(Source records)
----
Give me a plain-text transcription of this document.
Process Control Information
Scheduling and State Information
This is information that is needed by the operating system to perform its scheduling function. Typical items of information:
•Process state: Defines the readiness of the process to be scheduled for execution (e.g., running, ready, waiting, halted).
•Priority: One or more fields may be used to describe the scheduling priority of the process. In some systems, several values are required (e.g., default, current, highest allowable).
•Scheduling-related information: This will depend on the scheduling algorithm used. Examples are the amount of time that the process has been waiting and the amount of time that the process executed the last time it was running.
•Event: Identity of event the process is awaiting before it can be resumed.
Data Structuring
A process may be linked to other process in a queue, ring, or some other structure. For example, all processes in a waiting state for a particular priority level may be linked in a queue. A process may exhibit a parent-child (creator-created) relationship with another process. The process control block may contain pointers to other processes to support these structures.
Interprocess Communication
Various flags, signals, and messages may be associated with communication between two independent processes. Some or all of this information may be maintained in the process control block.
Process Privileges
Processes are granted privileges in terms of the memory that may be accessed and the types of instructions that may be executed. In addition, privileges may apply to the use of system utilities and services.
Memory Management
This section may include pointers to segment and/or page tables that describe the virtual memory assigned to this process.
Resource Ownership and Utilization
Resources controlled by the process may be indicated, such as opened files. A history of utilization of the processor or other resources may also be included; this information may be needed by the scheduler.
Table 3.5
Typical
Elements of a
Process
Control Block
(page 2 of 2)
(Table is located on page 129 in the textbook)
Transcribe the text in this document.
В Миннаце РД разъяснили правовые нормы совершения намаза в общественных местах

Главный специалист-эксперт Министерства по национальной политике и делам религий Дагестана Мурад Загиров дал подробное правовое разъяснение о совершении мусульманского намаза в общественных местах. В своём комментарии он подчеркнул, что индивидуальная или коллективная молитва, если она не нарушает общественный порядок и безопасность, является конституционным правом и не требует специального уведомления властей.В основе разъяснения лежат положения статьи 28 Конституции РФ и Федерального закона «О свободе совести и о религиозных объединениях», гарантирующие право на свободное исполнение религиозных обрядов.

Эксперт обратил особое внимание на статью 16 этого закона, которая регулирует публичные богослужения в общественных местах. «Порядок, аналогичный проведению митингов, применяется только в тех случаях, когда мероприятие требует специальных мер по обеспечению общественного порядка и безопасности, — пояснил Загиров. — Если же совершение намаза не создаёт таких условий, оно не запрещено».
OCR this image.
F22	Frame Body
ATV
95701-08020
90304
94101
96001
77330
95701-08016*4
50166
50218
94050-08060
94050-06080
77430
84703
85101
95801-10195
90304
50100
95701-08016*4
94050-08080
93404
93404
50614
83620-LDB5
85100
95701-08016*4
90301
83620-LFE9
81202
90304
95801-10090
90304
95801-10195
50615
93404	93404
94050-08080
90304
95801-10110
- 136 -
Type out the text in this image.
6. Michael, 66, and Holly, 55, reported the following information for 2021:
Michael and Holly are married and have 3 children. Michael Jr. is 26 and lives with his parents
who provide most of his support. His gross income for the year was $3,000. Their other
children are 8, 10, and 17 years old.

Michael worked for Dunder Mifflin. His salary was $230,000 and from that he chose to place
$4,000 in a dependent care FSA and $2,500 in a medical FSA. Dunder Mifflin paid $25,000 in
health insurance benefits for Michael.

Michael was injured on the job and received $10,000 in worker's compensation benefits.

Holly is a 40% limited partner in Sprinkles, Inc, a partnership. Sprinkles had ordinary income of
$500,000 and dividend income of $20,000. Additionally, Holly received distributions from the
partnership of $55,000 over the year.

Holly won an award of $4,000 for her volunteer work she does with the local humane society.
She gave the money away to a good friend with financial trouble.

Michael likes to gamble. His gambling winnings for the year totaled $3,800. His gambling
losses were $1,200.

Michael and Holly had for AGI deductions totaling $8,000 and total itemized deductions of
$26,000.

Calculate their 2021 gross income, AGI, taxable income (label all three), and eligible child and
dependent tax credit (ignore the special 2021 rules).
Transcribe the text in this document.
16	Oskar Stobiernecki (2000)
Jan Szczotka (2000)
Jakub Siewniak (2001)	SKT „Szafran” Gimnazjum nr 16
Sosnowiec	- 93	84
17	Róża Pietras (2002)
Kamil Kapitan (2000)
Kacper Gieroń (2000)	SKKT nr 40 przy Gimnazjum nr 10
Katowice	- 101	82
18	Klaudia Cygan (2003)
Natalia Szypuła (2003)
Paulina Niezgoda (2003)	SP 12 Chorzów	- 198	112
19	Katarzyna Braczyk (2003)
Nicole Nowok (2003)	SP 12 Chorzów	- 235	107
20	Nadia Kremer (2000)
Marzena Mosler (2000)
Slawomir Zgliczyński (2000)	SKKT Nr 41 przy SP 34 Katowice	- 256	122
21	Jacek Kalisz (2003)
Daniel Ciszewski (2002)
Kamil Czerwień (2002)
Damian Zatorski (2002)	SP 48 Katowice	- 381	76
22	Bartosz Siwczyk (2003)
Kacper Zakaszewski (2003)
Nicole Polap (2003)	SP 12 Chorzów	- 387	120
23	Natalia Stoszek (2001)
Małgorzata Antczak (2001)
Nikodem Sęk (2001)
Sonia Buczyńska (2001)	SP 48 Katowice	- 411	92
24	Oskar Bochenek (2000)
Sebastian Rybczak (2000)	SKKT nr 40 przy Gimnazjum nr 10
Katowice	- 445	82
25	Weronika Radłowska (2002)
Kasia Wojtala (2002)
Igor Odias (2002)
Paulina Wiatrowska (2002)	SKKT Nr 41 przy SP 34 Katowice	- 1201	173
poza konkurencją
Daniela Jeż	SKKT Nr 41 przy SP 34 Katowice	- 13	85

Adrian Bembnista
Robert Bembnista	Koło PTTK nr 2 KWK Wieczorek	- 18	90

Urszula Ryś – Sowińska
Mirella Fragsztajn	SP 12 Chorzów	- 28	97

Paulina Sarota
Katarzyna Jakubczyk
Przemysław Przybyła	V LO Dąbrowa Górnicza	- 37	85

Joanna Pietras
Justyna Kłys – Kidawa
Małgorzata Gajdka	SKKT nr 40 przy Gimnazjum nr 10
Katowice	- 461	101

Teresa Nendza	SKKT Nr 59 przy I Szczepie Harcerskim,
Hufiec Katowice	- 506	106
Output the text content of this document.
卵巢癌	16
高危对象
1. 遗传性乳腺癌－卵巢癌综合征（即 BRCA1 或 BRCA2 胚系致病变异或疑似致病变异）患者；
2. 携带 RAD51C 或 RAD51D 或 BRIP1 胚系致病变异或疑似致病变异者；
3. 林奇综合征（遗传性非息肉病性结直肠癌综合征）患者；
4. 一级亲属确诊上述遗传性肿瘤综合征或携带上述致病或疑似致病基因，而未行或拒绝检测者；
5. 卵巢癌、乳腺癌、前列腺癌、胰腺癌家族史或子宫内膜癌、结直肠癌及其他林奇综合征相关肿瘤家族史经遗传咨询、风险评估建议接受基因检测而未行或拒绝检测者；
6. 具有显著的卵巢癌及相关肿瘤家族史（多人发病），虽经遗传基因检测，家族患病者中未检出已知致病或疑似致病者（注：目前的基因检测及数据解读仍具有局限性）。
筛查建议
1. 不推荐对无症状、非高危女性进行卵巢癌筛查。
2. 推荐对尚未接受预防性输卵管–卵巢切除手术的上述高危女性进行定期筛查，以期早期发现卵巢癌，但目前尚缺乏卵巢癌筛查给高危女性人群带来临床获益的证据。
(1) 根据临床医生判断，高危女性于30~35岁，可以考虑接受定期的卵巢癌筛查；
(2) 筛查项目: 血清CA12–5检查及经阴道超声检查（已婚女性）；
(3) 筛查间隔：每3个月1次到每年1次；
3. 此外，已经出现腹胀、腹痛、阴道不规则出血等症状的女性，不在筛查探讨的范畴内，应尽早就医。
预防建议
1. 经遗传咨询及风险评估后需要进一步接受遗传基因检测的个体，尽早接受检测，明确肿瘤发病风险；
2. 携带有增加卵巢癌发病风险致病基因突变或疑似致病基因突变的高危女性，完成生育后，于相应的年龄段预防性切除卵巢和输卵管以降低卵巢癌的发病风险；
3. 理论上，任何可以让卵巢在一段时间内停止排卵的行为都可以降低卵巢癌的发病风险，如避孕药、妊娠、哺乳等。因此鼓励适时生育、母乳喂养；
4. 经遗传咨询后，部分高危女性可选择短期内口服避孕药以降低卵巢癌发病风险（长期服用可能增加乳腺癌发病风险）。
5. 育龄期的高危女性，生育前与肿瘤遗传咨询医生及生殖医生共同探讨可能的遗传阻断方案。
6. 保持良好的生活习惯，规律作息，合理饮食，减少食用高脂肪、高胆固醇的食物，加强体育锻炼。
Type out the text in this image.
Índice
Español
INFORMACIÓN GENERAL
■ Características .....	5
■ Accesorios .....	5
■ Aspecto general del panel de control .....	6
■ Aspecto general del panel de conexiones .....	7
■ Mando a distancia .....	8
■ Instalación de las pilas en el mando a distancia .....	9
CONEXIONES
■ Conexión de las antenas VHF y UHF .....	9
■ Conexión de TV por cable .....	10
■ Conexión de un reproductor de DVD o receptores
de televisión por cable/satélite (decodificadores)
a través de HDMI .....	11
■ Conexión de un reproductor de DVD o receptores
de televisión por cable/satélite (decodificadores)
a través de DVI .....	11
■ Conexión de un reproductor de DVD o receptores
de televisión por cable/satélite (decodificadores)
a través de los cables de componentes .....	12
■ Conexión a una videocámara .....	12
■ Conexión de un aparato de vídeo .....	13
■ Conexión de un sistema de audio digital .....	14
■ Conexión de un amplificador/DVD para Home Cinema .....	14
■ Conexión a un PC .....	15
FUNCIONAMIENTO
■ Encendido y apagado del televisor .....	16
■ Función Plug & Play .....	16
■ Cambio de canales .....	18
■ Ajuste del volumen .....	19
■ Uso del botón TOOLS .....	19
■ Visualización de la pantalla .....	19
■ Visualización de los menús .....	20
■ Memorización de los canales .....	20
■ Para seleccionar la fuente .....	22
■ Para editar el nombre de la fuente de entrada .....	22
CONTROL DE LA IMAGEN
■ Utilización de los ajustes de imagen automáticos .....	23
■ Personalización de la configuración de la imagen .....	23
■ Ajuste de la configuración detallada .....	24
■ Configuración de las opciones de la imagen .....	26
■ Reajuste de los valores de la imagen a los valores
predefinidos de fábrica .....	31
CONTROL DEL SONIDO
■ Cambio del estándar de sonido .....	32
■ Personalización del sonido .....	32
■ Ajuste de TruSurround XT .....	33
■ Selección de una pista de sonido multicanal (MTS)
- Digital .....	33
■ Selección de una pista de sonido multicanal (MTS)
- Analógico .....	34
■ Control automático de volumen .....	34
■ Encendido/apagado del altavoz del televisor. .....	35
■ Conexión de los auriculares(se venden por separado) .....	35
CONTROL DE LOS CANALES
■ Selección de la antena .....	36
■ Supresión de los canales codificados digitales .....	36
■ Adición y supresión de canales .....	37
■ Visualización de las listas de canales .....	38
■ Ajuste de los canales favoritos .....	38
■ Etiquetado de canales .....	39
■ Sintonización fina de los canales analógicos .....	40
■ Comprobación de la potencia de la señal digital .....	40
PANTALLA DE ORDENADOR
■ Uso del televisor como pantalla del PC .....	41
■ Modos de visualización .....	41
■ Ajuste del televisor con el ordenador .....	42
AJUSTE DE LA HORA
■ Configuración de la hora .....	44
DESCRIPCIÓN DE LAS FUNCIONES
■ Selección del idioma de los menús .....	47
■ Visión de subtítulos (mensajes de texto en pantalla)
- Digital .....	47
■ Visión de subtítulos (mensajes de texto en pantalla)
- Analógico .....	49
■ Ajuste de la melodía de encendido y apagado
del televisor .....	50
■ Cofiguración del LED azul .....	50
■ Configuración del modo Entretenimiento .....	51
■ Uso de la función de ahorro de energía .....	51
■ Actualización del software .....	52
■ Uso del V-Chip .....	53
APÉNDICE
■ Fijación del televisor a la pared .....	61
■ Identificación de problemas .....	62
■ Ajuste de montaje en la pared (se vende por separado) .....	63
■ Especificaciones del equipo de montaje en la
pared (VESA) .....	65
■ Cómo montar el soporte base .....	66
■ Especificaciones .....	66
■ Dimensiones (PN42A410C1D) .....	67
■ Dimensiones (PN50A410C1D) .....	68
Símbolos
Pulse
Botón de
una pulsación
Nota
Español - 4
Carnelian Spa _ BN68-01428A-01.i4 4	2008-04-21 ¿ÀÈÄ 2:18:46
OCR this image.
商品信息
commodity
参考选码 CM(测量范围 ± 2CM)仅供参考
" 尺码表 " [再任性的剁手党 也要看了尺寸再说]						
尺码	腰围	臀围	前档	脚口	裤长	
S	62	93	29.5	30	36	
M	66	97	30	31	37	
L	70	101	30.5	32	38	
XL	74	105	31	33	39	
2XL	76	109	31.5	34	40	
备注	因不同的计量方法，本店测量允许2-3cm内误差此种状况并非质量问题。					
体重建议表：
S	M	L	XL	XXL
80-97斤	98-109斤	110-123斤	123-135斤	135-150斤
----
• _SET EXERCISE_
Extract every line that has the string "televisor" in it.

• _RESULT OF THIS TASK_
■ Encendido y apagado del televisor .....	16
■ Encendido/apagado del altavoz del televisor. .....	35
■ Uso del televisor como pantalla del PC .....	41
■ Ajuste del televisor con el ordenador .....	42
del televisor .....	50
■ Fijación del televisor a la pared .....	61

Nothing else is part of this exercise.